■ TASK GOAL ■
Reproduce every line of the material below, but drop the pictures.

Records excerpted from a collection
** start **

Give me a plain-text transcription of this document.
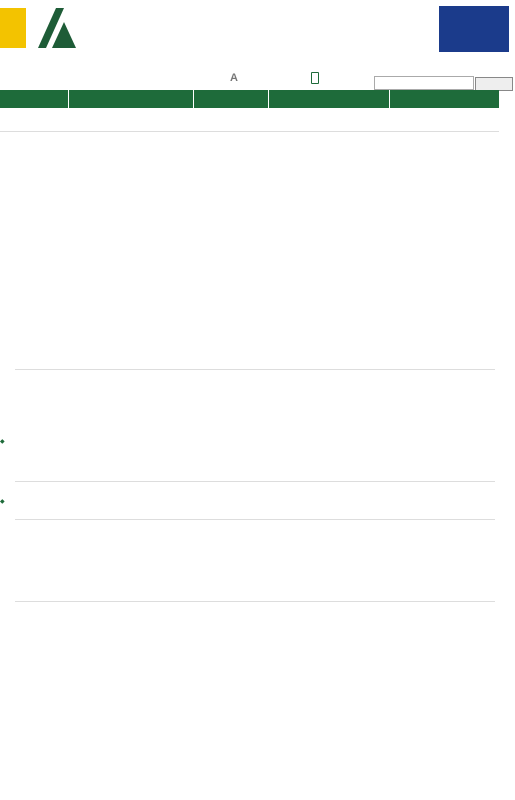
A
◆
◆
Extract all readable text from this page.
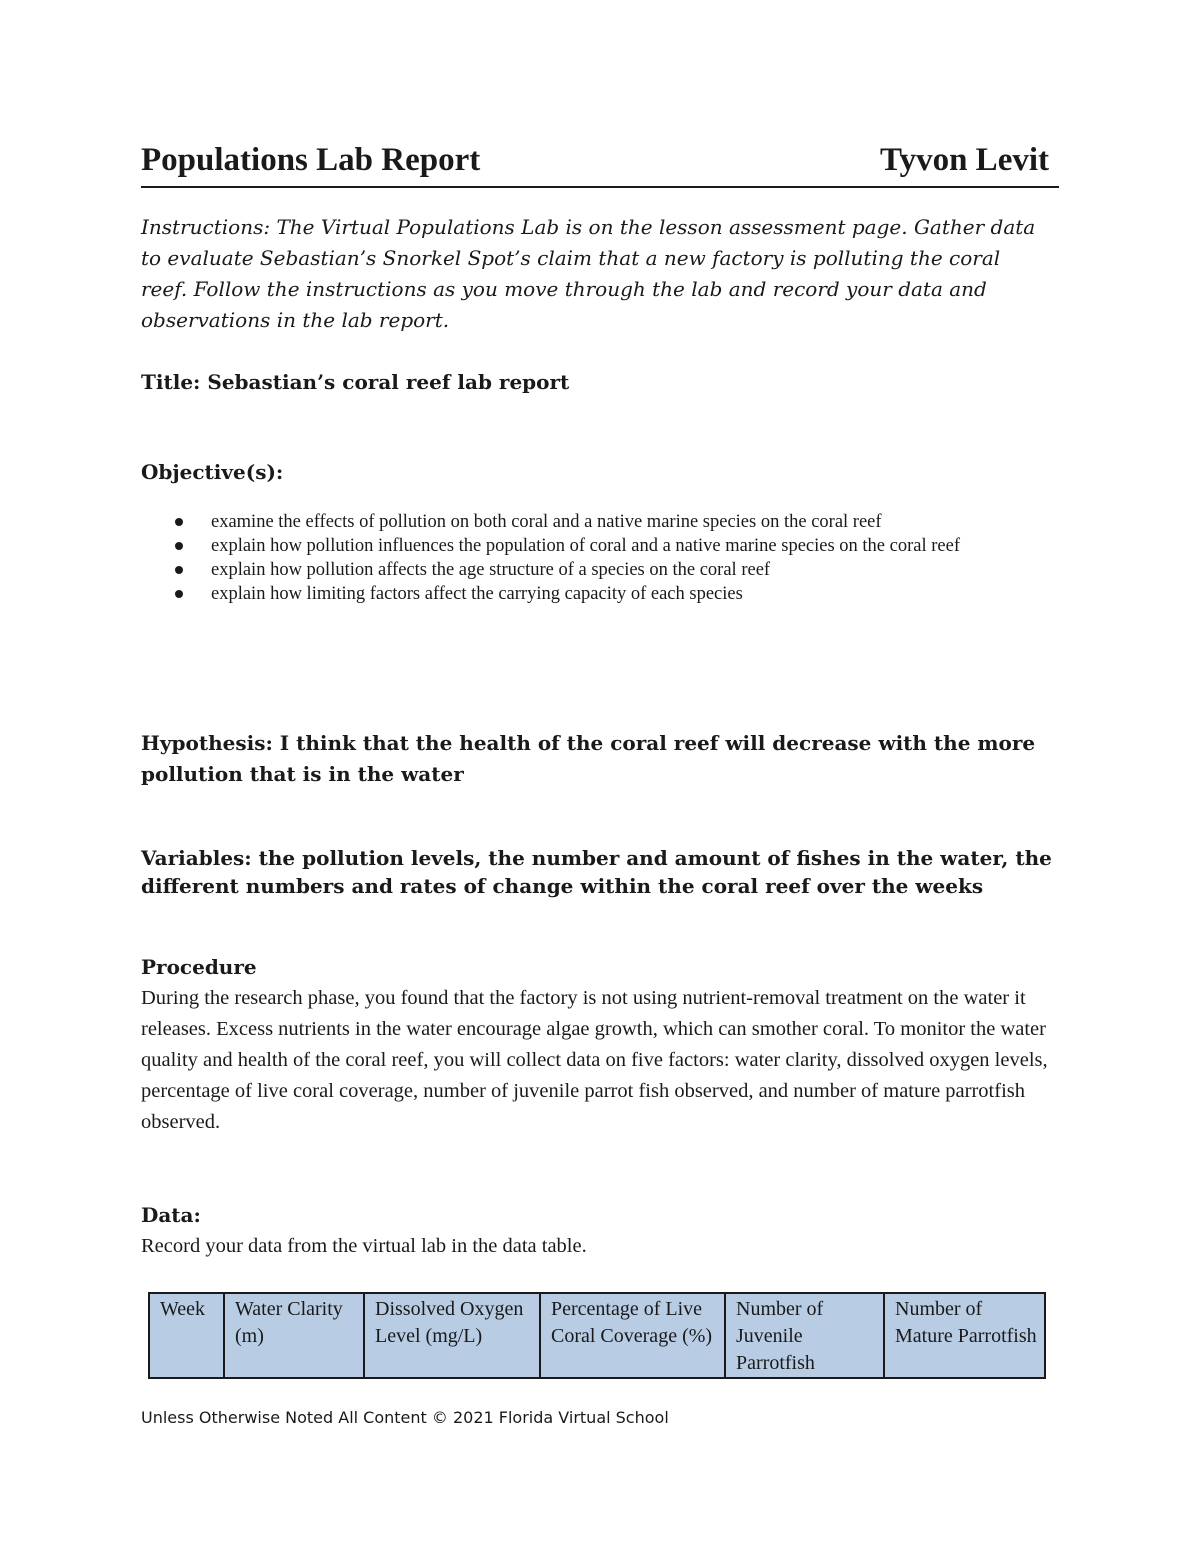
Populations Lab Report	Tyvon Levit
Instructions: The Virtual Populations Lab is on the lesson assessment page. Gather data to evaluate Sebastian’s Snorkel Spot’s claim that a new factory is polluting the coral reef. Follow the instructions as you move through the lab and record your data and observations in the lab report.
Title: Sebastian’s coral reef lab report
Objective(s):
examine the effects of pollution on both coral and a native marine species on the coral reef
explain how pollution influences the population of coral and a native marine species on the coral reef
explain how pollution affects the age structure of a species on the coral reef
explain how limiting factors affect the carrying capacity of each species
Hypothesis: I think that the health of the coral reef will decrease with the more pollution that is in the water
Variables: the pollution levels, the number and amount of fishes in the water, the different numbers and rates of change within the coral reef over the weeks
Procedure
During the research phase, you found that the factory is not using nutrient-removal treatment on the water it releases. Excess nutrients in the water encourage algae growth, which can smother coral. To monitor the water quality and health of the coral reef, you will collect data on five factors: water clarity, dissolved oxygen levels, percentage of live coral coverage, number of juvenile parrot fish observed, and number of mature parrotfish observed.
Data:
Record your data from the virtual lab in the data table.
Week	Water Clarity (m)	Dissolved Oxygen Level (mg/L)	Percentage of Live Coral Coverage (%)	Number of Juvenile Parrotfish	Number of Mature Parrotfish
Unless Otherwise Noted All Content © 2021 Florida Virtual School
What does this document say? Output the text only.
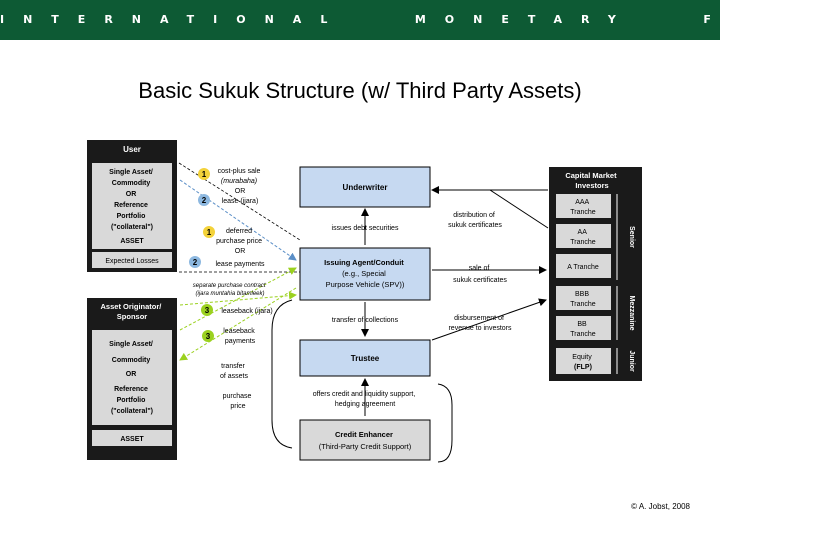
INTERNATIONAL   MONETARY   FUND
Basic Sukuk Structure (w/ Third Party Assets)
User
Single Asset/ Commodity OR Reference Portfolio ("collateral")
ASSET
Expected Losses
Asset Originator/ Sponsor
Single Asset/ Commodity OR Reference Portfolio ("collateral")
ASSET
1 cost-plus sale (murabaha) OR
2 lease (ijara)
1	deferred purchase price OR
2	lease payments
separate purchase contract (ijara muntahia bitamleek)
3 leaseback (ijara)
3
leaseback payments
transfer of assets
purchase price
Underwriter
issues debt securities
Issuing Agent/Conduit (e.g., Special Purpose Vehicle (SPV))
transfer of collections
Trustee
offers credit and liquidity support, hedging agreement
Credit Enhancer (Third-Party Credit Support)
distribution of sukuk certificates
sale of sukuk certificates
disbursement of revenue to investors
Capital Market Investors
AAA Tranche
AA Tranche
A Tranche
BBB Tranche
BB Tranche
Equity (FLP)
Senior
Mezzanine
Junior
© A. Jobst, 2008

** end **

■ REPLY ■
Give me a plain-text transcription of this document.
A
◆
◆
Extract all readable text from this page.
Populations Lab Report	Tyvon Levit
Instructions: The Virtual Populations Lab is on the lesson assessment page. Gather data to evaluate Sebastian’s Snorkel Spot’s claim that a new factory is polluting the coral reef. Follow the instructions as you move through the lab and record your data and observations in the lab report.
Title: Sebastian’s coral reef lab report
Objective(s):
examine the effects of pollution on both coral and a native marine species on the coral reef
explain how pollution influences the population of coral and a native marine species on the coral reef
explain how pollution affects the age structure of a species on the coral reef
explain how limiting factors affect the carrying capacity of each species
Hypothesis: I think that the health of the coral reef will decrease with the more pollution that is in the water
Variables: the pollution levels, the number and amount of fishes in the water, the different numbers and rates of change within the coral reef over the weeks
Procedure
During the research phase, you found that the factory is not using nutrient-removal treatment on the water it releases. Excess nutrients in the water encourage algae growth, which can smother coral. To monitor the water quality and health of the coral reef, you will collect data on five factors: water clarity, dissolved oxygen levels, percentage of live coral coverage, number of juvenile parrot fish observed, and number of mature parrotfish observed.
Data:
Record your data from the virtual lab in the data table.
Week	Water Clarity (m)	Dissolved Oxygen Level (mg/L)	Percentage of Live Coral Coverage (%)	Number of Juvenile Parrotfish	Number of Mature Parrotfish
Unless Otherwise Noted All Content © 2021 Florida Virtual School
What does this document say? Output the text only.
INTERNATIONAL   MONETARY   FUND
Basic Sukuk Structure (w/ Third Party Assets)
User
Single Asset/ Commodity OR Reference Portfolio ("collateral")
ASSET
Expected Losses
Asset Originator/ Sponsor
Single Asset/ Commodity OR Reference Portfolio ("collateral")
ASSET
1 cost-plus sale (murabaha) OR
2 lease (ijara)
1	deferred purchase price OR
2	lease payments
separate purchase contract (ijara muntahia bitamleek)
3 leaseback (ijara)
3
leaseback payments
transfer of assets
purchase price
Underwriter
issues debt securities
Issuing Agent/Conduit (e.g., Special Purpose Vehicle (SPV))
transfer of collections
Trustee
offers credit and liquidity support, hedging agreement
Credit Enhancer (Third-Party Credit Support)
distribution of sukuk certificates
sale of sukuk certificates
disbursement of revenue to investors
Capital Market Investors
AAA Tranche
AA Tranche
A Tranche
BBB Tranche
BB Tranche
Equity (FLP)
Senior
Mezzanine
Junior
© A. Jobst, 2008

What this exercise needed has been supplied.